*TASK REQUIREMENTS:* Copy out all lines carrying the word "hhmm".

*RAW DATA:*
>> start

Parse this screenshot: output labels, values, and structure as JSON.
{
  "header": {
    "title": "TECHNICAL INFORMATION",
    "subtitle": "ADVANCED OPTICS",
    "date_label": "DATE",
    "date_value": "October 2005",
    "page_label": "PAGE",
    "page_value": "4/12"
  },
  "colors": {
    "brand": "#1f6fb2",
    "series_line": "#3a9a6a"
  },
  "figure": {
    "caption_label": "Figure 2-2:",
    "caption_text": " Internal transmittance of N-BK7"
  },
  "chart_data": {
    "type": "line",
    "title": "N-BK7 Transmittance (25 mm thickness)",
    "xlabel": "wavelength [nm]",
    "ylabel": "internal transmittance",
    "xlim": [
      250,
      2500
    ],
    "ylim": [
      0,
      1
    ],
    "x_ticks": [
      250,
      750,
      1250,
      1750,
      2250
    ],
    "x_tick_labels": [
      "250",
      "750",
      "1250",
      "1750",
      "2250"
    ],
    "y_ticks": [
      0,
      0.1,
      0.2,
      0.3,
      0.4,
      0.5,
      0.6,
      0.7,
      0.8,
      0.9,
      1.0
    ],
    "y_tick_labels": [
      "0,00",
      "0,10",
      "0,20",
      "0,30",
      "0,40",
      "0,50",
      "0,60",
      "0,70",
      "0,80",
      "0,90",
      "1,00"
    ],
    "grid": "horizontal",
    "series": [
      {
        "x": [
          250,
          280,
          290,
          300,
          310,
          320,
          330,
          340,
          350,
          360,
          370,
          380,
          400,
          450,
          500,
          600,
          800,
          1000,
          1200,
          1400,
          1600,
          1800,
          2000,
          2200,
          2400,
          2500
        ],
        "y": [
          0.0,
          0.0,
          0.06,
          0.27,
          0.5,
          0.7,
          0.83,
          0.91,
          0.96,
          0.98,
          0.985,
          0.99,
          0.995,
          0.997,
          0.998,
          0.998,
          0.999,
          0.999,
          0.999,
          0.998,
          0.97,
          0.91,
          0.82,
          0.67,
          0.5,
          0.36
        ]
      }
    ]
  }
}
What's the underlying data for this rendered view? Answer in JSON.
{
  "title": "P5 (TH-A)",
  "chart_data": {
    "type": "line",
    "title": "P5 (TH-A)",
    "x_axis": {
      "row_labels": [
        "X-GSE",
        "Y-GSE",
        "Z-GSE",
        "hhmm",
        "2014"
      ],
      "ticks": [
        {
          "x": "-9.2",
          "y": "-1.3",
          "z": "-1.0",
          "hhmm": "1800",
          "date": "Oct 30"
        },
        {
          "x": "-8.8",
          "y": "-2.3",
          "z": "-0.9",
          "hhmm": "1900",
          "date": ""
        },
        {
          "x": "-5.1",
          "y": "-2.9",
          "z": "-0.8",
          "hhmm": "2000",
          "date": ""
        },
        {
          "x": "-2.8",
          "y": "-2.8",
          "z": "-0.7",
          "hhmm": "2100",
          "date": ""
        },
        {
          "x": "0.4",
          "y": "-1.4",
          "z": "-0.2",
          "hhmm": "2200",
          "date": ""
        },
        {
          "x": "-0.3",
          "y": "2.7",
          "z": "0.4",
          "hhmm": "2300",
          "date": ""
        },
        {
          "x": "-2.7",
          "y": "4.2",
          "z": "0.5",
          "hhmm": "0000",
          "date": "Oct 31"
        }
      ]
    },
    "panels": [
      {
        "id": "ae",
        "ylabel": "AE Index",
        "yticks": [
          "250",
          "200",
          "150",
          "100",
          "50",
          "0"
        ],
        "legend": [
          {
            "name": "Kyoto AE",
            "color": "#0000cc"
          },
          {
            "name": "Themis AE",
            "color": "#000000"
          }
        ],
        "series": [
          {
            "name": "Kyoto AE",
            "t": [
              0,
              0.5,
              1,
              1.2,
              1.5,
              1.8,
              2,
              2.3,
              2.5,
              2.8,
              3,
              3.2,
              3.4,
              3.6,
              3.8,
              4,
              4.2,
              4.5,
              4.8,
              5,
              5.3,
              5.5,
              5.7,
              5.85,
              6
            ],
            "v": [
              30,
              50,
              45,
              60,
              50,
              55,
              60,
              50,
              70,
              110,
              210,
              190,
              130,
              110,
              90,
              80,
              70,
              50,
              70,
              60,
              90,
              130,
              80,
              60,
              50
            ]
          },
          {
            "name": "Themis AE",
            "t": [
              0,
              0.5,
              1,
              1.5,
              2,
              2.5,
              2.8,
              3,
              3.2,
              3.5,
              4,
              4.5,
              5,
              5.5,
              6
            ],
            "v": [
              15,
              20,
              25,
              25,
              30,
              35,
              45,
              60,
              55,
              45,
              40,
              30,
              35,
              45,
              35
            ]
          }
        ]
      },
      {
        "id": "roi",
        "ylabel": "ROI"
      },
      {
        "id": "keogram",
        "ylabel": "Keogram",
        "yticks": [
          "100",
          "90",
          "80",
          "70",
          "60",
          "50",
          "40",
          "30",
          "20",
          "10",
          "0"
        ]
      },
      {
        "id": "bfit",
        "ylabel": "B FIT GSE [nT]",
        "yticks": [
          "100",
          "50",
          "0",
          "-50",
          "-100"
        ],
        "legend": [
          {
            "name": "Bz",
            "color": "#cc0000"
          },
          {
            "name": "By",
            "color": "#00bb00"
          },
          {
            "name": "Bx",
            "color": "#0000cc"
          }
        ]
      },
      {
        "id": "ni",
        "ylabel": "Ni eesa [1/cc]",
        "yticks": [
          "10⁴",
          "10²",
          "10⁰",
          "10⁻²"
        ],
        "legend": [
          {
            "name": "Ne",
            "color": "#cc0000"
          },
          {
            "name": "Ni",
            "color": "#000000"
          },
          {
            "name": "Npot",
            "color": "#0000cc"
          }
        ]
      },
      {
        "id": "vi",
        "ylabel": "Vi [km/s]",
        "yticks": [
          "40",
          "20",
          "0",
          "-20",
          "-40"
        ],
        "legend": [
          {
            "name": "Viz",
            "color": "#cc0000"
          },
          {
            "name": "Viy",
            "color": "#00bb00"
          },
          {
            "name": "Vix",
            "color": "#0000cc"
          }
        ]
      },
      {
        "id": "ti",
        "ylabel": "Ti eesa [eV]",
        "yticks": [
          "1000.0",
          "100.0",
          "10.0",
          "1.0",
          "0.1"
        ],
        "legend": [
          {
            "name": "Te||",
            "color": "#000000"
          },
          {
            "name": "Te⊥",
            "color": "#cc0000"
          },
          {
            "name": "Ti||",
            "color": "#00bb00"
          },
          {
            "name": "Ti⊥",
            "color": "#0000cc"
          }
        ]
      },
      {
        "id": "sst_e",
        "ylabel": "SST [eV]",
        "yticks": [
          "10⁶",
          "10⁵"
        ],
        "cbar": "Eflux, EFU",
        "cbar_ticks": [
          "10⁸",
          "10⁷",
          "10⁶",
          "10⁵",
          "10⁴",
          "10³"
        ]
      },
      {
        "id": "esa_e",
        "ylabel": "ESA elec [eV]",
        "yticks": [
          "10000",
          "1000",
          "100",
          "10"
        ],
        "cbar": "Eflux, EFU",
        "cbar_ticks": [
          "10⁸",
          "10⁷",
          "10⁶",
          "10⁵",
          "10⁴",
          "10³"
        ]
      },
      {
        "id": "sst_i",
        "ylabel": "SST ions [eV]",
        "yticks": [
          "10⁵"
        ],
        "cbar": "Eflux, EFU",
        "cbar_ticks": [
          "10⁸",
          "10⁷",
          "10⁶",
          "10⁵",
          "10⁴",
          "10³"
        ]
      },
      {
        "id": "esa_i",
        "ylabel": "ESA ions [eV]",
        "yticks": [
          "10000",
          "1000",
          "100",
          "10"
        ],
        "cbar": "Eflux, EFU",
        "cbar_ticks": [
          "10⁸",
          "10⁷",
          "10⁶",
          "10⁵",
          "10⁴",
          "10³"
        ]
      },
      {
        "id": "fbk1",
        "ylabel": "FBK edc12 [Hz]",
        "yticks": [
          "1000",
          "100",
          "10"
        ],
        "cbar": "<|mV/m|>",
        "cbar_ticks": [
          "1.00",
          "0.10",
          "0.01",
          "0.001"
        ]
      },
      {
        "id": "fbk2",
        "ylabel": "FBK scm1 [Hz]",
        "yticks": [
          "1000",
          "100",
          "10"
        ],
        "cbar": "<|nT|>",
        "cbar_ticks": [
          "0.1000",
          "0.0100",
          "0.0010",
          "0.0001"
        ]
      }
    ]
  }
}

>> end

*ANSWER BELOW:*
        "hhmm",
          "hhmm": "1800",
          "hhmm": "1900",
          "hhmm": "2000",
          "hhmm": "2100",
          "hhmm": "2200",
          "hhmm": "2300",
          "hhmm": "0000",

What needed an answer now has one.